### Given exercise
State how many lines contain "Visualizar", and write nothing except that count.

··· Material to process ···

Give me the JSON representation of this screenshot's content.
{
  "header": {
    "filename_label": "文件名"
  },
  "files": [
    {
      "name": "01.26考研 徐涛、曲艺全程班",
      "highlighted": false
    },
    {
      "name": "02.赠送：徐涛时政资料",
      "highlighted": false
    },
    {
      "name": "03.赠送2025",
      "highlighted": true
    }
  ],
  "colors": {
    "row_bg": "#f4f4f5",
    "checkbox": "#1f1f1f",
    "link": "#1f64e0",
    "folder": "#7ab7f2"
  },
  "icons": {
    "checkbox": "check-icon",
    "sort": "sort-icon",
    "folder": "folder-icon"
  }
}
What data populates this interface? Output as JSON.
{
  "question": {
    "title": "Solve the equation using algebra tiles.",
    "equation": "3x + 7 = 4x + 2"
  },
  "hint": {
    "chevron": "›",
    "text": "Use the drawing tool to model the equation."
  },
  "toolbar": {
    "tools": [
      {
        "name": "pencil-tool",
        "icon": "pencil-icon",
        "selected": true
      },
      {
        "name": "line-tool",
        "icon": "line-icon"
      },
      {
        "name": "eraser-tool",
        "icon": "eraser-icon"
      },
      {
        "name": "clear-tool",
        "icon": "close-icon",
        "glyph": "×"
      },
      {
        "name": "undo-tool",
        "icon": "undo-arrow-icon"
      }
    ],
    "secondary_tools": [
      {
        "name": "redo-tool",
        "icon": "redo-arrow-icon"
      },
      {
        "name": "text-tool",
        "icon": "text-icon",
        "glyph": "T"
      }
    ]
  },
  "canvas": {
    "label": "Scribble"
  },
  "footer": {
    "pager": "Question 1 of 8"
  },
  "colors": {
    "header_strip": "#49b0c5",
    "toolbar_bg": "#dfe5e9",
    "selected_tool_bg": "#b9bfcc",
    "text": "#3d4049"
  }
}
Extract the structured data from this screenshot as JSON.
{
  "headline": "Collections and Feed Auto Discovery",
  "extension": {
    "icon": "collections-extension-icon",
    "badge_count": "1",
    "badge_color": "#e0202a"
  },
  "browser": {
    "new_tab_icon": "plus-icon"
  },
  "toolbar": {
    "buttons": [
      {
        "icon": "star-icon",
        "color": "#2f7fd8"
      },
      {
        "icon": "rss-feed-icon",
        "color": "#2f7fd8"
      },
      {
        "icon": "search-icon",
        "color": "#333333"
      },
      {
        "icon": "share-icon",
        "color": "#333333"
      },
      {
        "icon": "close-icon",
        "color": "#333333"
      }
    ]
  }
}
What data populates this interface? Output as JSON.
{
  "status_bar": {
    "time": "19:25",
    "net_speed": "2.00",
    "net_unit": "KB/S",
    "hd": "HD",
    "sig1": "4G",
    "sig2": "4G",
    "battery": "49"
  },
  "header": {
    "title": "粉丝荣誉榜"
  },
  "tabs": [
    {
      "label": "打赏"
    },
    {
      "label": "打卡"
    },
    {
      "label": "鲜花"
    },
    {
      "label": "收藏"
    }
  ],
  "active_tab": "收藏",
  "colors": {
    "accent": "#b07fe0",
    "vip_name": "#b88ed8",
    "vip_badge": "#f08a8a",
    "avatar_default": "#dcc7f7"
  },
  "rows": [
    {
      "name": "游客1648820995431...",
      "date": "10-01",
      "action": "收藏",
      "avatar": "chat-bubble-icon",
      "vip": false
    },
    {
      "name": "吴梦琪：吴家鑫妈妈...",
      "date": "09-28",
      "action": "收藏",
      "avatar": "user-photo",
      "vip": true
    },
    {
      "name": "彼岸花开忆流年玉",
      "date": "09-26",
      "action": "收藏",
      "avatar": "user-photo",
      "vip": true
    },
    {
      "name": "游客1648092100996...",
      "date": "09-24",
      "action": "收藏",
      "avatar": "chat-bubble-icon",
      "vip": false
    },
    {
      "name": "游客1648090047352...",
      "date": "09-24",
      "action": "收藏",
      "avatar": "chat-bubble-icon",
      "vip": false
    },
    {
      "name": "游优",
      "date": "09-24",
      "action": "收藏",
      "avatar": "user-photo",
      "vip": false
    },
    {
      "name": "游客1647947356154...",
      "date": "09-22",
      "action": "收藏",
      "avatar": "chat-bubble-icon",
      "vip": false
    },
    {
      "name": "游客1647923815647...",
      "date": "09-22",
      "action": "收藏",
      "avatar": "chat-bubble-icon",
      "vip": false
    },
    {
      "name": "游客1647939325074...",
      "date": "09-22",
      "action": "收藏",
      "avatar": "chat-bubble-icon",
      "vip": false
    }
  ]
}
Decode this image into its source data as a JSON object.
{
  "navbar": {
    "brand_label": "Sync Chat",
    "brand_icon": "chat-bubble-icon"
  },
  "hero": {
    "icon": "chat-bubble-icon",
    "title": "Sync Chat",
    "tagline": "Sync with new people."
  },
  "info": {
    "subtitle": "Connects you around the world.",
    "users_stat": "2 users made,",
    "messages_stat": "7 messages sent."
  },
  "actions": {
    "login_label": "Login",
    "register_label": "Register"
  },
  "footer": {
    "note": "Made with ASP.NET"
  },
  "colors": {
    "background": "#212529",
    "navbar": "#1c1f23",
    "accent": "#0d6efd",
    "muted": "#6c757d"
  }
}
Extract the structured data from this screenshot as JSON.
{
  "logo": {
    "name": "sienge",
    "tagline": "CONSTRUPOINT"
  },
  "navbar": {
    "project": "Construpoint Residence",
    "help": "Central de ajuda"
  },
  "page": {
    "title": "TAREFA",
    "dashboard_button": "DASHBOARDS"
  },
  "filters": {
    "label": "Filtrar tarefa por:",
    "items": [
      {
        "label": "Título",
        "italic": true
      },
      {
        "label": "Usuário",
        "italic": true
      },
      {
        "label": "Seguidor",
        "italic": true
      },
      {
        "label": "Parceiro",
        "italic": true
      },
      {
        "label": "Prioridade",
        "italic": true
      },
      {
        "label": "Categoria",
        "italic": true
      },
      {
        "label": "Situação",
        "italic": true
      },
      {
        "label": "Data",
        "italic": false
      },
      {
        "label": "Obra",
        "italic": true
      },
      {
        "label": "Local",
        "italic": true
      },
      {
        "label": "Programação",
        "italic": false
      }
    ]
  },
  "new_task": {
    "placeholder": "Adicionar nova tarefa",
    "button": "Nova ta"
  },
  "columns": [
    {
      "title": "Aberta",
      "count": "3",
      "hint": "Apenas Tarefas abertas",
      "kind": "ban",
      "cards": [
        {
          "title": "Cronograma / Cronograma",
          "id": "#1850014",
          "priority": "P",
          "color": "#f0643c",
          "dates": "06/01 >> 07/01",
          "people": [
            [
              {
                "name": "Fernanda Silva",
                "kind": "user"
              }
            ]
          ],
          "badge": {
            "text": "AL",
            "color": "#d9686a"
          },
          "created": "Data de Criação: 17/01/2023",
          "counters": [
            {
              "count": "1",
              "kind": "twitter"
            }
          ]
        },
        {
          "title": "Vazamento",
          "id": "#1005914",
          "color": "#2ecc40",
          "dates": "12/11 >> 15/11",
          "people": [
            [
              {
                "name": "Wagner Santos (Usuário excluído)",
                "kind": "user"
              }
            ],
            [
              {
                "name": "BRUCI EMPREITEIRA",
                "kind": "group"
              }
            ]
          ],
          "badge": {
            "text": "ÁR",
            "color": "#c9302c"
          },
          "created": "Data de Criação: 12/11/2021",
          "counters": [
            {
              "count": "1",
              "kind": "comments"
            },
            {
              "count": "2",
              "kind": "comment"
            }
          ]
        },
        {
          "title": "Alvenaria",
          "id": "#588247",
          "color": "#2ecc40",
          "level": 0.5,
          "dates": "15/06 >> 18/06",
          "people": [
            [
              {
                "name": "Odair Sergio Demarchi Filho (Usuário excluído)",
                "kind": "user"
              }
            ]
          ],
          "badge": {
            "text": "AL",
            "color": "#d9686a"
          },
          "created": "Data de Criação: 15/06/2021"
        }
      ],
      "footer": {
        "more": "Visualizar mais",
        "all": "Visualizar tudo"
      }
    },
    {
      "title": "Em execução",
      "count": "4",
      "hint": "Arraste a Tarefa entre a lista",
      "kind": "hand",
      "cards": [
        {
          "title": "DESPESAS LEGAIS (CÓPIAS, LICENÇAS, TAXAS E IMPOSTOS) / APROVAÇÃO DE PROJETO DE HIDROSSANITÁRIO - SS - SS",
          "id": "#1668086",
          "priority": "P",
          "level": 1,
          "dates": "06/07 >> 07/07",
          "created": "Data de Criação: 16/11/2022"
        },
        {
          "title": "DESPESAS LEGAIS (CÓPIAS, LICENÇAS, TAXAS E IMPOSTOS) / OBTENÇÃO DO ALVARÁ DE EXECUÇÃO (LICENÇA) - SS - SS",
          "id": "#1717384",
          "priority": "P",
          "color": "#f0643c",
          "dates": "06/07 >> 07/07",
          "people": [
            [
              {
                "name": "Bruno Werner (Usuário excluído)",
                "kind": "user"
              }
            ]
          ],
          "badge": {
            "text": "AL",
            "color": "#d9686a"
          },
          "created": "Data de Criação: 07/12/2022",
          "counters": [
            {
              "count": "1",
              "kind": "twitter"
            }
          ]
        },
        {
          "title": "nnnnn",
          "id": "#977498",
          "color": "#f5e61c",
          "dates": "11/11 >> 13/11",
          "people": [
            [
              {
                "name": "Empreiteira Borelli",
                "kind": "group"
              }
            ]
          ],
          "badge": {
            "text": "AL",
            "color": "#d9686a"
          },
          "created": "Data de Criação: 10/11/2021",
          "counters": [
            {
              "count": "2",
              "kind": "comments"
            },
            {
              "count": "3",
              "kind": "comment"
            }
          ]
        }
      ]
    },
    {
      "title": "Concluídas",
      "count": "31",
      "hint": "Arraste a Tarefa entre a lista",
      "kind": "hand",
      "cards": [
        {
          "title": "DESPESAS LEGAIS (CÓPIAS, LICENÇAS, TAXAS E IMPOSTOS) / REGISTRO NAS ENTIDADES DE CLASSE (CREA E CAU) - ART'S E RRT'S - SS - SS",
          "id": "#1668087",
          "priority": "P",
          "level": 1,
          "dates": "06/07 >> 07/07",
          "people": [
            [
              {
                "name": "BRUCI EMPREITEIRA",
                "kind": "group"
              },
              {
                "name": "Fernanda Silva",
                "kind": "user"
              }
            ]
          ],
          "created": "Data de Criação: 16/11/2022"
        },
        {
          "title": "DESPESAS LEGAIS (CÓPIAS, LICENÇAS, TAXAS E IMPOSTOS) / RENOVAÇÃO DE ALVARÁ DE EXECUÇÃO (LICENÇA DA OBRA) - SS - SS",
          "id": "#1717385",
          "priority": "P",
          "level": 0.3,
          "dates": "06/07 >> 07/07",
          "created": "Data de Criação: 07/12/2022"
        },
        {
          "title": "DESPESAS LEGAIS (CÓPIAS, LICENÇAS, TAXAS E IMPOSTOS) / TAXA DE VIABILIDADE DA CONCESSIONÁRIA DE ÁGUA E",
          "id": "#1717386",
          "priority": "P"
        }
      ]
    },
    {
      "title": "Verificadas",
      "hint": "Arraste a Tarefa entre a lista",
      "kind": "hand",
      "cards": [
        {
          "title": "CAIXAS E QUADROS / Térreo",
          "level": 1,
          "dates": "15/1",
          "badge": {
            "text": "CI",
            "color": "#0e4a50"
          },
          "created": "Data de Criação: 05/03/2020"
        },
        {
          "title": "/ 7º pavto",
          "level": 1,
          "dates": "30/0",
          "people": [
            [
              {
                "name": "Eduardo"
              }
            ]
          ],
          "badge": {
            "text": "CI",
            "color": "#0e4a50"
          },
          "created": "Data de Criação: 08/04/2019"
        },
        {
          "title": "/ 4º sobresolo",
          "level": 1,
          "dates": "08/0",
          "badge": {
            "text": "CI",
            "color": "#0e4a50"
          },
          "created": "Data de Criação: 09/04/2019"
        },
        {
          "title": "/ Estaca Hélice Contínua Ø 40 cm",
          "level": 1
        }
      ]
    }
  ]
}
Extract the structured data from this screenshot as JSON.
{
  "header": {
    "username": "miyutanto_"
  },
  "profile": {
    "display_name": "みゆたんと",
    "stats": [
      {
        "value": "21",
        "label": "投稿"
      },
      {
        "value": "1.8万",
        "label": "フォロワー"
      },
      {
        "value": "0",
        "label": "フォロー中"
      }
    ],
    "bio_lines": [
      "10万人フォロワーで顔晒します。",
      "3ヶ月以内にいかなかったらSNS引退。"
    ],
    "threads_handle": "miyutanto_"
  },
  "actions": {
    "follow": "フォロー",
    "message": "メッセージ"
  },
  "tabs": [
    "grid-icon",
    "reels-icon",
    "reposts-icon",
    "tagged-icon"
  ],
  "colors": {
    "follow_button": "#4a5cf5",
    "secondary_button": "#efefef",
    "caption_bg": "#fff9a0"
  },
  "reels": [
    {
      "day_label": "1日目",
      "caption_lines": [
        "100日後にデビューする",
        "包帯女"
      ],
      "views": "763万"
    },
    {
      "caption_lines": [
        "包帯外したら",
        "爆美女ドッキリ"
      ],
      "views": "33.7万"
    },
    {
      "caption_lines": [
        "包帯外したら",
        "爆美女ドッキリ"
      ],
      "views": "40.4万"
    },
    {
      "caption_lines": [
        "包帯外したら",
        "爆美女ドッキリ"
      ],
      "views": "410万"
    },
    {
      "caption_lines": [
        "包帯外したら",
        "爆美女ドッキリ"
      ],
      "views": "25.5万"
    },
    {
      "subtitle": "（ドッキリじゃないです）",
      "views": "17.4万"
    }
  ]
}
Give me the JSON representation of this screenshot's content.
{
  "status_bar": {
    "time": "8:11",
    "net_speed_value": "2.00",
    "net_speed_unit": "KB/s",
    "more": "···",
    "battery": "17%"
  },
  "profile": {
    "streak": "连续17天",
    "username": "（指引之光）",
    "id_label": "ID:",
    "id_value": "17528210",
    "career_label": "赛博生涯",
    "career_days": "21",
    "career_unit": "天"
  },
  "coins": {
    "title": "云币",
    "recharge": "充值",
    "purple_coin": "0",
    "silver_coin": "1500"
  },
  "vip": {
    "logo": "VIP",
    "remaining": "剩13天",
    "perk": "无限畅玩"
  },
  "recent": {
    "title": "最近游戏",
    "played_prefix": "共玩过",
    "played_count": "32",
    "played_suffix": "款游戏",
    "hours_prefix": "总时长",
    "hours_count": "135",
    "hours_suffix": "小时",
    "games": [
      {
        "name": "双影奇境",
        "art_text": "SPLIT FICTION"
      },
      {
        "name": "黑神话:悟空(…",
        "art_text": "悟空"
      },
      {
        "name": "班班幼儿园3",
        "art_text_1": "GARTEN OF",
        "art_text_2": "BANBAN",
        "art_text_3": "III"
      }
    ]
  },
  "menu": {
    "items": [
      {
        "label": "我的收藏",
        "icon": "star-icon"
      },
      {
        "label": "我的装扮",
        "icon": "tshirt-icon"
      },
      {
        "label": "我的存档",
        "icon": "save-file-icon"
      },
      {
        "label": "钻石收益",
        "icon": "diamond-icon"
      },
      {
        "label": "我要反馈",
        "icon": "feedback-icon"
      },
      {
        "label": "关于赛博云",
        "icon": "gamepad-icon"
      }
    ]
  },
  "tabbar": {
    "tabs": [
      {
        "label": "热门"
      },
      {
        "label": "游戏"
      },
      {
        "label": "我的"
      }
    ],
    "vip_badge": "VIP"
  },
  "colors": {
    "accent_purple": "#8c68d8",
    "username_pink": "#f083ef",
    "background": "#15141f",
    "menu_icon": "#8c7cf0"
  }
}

···

### Result of this task
2